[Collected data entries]
▶

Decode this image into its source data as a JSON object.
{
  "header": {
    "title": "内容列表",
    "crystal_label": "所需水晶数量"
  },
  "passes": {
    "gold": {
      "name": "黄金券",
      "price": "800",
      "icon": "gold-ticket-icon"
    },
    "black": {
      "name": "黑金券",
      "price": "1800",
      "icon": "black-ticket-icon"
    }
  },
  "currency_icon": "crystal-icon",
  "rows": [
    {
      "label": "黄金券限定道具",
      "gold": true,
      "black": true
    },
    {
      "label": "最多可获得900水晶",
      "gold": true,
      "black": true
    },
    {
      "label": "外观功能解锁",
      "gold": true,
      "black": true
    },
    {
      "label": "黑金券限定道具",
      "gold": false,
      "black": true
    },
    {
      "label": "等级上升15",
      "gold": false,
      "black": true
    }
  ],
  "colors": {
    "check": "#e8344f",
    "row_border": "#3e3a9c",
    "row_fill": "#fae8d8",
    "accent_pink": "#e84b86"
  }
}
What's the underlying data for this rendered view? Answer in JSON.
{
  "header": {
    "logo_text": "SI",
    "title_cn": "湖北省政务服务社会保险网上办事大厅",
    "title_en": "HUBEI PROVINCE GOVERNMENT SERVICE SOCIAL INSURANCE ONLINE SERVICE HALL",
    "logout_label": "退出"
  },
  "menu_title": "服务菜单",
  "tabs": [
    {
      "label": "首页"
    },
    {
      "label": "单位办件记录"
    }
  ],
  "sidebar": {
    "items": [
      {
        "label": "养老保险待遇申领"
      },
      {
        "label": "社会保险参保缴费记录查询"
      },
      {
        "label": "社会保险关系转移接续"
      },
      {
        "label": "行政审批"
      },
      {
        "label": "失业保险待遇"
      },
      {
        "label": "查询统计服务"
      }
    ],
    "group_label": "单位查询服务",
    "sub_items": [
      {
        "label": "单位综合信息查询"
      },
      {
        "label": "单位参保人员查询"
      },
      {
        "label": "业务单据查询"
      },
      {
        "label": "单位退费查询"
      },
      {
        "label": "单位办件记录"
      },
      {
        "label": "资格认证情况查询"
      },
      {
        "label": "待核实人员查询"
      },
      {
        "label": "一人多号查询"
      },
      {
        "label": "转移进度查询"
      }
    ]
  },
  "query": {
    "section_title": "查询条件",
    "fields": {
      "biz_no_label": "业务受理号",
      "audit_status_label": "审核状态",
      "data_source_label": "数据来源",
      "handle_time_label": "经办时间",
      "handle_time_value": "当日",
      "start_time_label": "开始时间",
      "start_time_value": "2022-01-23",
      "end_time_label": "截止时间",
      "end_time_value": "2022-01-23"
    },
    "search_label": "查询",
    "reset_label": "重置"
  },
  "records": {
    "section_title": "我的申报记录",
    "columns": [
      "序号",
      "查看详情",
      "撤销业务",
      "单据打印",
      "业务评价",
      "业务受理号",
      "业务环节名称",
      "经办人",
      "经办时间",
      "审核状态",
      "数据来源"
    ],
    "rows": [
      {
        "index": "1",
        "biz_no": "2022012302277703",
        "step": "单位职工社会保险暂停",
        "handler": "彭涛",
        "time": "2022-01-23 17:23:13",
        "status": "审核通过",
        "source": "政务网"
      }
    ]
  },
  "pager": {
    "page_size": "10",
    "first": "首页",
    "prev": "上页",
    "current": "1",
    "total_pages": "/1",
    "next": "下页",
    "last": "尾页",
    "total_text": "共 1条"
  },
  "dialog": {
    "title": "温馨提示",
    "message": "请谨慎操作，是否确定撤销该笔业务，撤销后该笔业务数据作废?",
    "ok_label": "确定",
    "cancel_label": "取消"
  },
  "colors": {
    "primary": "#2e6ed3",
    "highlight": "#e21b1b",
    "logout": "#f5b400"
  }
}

◀

WRITTEN INSTRUCTION:
How many lines of the entries above hold the string "JSON"? Reply with the number alone.

FULL OUTPUT:
2